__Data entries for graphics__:
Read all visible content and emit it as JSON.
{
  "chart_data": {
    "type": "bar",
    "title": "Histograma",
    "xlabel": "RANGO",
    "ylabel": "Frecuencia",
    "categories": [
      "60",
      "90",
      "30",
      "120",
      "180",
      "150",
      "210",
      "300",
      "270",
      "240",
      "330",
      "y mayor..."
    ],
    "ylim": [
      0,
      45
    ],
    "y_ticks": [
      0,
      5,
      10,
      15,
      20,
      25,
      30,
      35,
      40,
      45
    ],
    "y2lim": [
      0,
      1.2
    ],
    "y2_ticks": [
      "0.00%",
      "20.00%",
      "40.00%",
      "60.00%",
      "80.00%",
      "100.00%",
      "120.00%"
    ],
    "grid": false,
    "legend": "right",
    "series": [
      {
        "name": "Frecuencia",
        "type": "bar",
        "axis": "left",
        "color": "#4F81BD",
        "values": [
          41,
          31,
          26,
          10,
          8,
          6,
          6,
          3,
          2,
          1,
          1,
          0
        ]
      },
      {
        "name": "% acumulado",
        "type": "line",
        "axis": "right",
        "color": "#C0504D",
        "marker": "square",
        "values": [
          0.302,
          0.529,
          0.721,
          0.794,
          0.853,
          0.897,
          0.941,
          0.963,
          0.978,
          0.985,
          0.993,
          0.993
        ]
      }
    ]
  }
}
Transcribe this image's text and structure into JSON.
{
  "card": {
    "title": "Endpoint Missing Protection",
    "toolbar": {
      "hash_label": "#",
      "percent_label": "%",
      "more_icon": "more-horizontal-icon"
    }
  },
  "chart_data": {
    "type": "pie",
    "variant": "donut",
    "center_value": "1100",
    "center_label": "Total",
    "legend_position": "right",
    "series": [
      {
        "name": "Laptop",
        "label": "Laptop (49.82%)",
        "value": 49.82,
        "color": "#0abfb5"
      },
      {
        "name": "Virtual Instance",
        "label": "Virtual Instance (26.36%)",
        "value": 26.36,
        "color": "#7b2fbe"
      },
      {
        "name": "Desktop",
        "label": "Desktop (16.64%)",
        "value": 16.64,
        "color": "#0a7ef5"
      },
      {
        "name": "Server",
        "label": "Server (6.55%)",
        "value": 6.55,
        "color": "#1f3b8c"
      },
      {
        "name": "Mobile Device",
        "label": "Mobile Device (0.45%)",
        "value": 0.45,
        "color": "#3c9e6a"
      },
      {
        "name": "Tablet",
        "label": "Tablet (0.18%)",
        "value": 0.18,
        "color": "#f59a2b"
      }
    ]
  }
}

__TASK DESCRIPTION__: The records above should be restated word for word, please.

__TASK ANSWER__:
Read all visible content and emit it as JSON.
{
  "chart_data": {
    "type": "bar",
    "title": "Histograma",
    "xlabel": "RANGO",
    "ylabel": "Frecuencia",
    "categories": [
      "60",
      "90",
      "30",
      "120",
      "180",
      "150",
      "210",
      "300",
      "270",
      "240",
      "330",
      "y mayor..."
    ],
    "ylim": [
      0,
      45
    ],
    "y_ticks": [
      0,
      5,
      10,
      15,
      20,
      25,
      30,
      35,
      40,
      45
    ],
    "y2lim": [
      0,
      1.2
    ],
    "y2_ticks": [
      "0.00%",
      "20.00%",
      "40.00%",
      "60.00%",
      "80.00%",
      "100.00%",
      "120.00%"
    ],
    "grid": false,
    "legend": "right",
    "series": [
      {
        "name": "Frecuencia",
        "type": "bar",
        "axis": "left",
        "color": "#4F81BD",
        "values": [
          41,
          31,
          26,
          10,
          8,
          6,
          6,
          3,
          2,
          1,
          1,
          0
        ]
      },
      {
        "name": "% acumulado",
        "type": "line",
        "axis": "right",
        "color": "#C0504D",
        "marker": "square",
        "values": [
          0.302,
          0.529,
          0.721,
          0.794,
          0.853,
          0.897,
          0.941,
          0.963,
          0.978,
          0.985,
          0.993,
          0.993
        ]
      }
    ]
  }
}
Transcribe this image's text and structure into JSON.
{
  "card": {
    "title": "Endpoint Missing Protection",
    "toolbar": {
      "hash_label": "#",
      "percent_label": "%",
      "more_icon": "more-horizontal-icon"
    }
  },
  "chart_data": {
    "type": "pie",
    "variant": "donut",
    "center_value": "1100",
    "center_label": "Total",
    "legend_position": "right",
    "series": [
      {
        "name": "Laptop",
        "label": "Laptop (49.82%)",
        "value": 49.82,
        "color": "#0abfb5"
      },
      {
        "name": "Virtual Instance",
        "label": "Virtual Instance (26.36%)",
        "value": 26.36,
        "color": "#7b2fbe"
      },
      {
        "name": "Desktop",
        "label": "Desktop (16.64%)",
        "value": 16.64,
        "color": "#0a7ef5"
      },
      {
        "name": "Server",
        "label": "Server (6.55%)",
        "value": 6.55,
        "color": "#1f3b8c"
      },
      {
        "name": "Mobile Device",
        "label": "Mobile Device (0.45%)",
        "value": 0.45,
        "color": "#3c9e6a"
      },
      {
        "name": "Tablet",
        "label": "Tablet (0.18%)",
        "value": 0.18,
        "color": "#f59a2b"
      }
    ]
  }
}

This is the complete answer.